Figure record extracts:
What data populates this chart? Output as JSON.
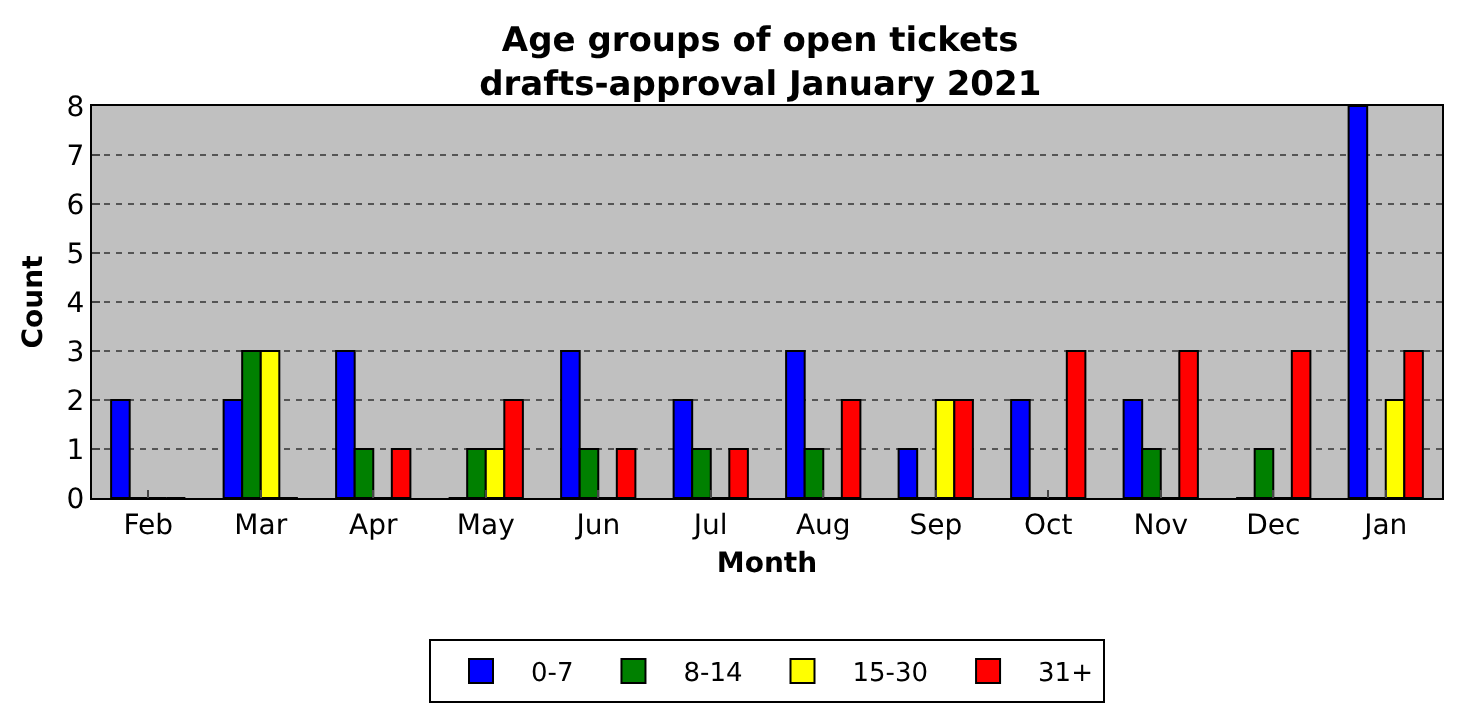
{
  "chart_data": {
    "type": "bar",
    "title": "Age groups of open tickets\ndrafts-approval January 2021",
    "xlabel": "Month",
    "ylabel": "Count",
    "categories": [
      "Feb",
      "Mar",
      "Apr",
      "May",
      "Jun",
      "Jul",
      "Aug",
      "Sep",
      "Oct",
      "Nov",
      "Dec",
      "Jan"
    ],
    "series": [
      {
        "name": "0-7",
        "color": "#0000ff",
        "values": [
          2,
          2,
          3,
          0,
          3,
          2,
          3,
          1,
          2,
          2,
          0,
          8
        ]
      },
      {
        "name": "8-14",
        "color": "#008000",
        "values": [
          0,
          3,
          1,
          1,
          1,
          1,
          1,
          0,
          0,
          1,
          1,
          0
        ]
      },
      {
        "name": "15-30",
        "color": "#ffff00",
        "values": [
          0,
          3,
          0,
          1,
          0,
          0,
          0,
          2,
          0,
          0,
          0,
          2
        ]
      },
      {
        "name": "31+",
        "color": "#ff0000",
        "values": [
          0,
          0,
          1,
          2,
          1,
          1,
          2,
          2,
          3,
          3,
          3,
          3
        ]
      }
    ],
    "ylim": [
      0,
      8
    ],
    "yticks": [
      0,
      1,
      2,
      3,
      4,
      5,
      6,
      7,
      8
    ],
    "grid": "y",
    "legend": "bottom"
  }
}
==
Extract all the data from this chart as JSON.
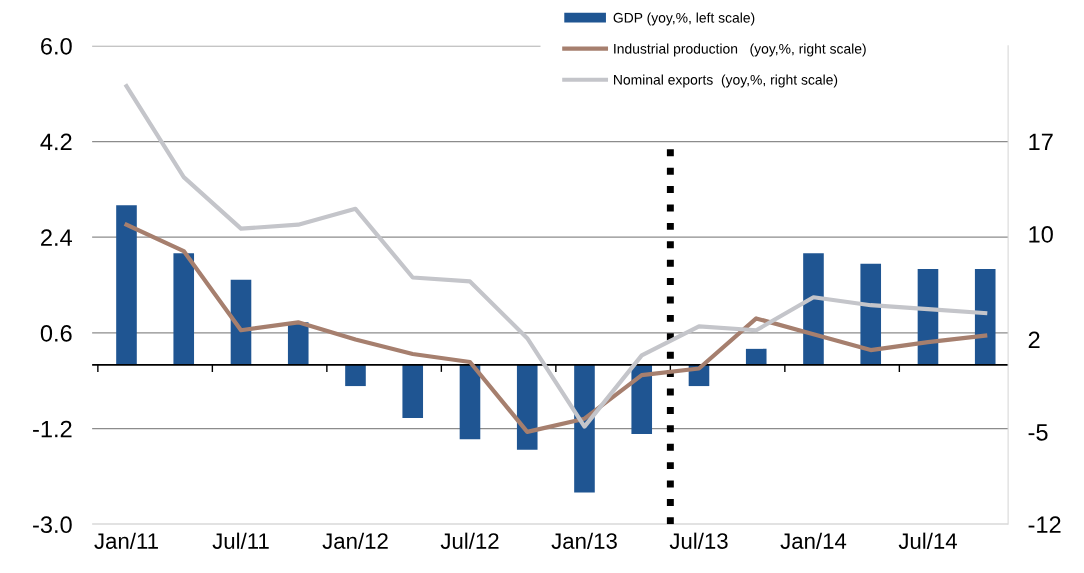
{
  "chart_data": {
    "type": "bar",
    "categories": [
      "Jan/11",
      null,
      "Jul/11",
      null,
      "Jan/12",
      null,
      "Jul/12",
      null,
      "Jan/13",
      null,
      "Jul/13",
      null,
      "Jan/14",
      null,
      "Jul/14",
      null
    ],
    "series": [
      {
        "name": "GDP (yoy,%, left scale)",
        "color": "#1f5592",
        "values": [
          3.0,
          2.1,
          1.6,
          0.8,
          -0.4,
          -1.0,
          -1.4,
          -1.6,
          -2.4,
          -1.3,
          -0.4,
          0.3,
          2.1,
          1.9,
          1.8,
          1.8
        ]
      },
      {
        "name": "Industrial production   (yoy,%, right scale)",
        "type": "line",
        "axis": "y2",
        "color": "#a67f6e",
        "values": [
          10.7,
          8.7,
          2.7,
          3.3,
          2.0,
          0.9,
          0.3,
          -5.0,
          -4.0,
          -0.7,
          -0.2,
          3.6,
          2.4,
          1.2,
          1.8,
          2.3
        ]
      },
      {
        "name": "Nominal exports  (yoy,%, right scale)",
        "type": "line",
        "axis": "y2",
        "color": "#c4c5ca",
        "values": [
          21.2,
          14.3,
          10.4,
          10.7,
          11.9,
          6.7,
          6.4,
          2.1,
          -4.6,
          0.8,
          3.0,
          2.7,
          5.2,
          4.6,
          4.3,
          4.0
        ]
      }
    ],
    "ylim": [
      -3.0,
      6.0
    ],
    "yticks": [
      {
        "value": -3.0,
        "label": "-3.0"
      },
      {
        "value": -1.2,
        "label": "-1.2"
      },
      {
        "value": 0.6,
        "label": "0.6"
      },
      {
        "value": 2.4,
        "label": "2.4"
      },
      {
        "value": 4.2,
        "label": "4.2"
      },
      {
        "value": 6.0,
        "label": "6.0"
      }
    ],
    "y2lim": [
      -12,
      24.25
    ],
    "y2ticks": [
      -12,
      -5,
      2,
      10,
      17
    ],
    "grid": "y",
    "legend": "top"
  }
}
==
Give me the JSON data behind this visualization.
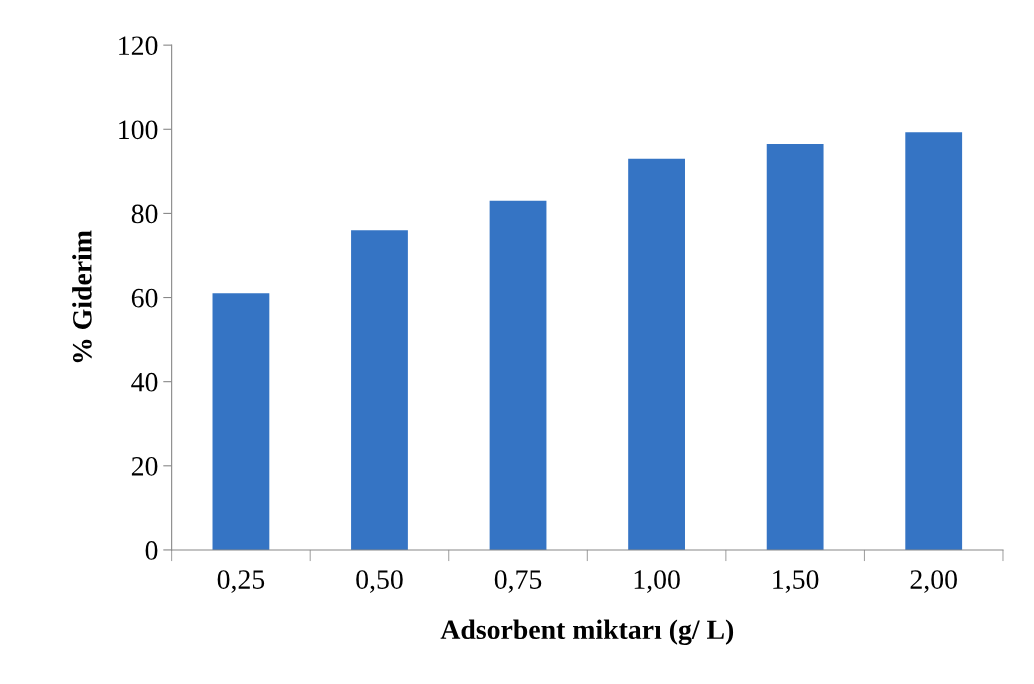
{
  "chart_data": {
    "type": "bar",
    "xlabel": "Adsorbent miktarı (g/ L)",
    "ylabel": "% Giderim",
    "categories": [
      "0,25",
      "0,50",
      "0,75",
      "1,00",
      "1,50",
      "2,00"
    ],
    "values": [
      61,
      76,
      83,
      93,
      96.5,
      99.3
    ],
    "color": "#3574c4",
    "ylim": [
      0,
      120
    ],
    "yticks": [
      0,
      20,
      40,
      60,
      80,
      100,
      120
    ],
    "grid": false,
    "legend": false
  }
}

Exercise task:
Of all the lines in the entries, how many contain the word "JSON"? Give only the number.

Task result:
3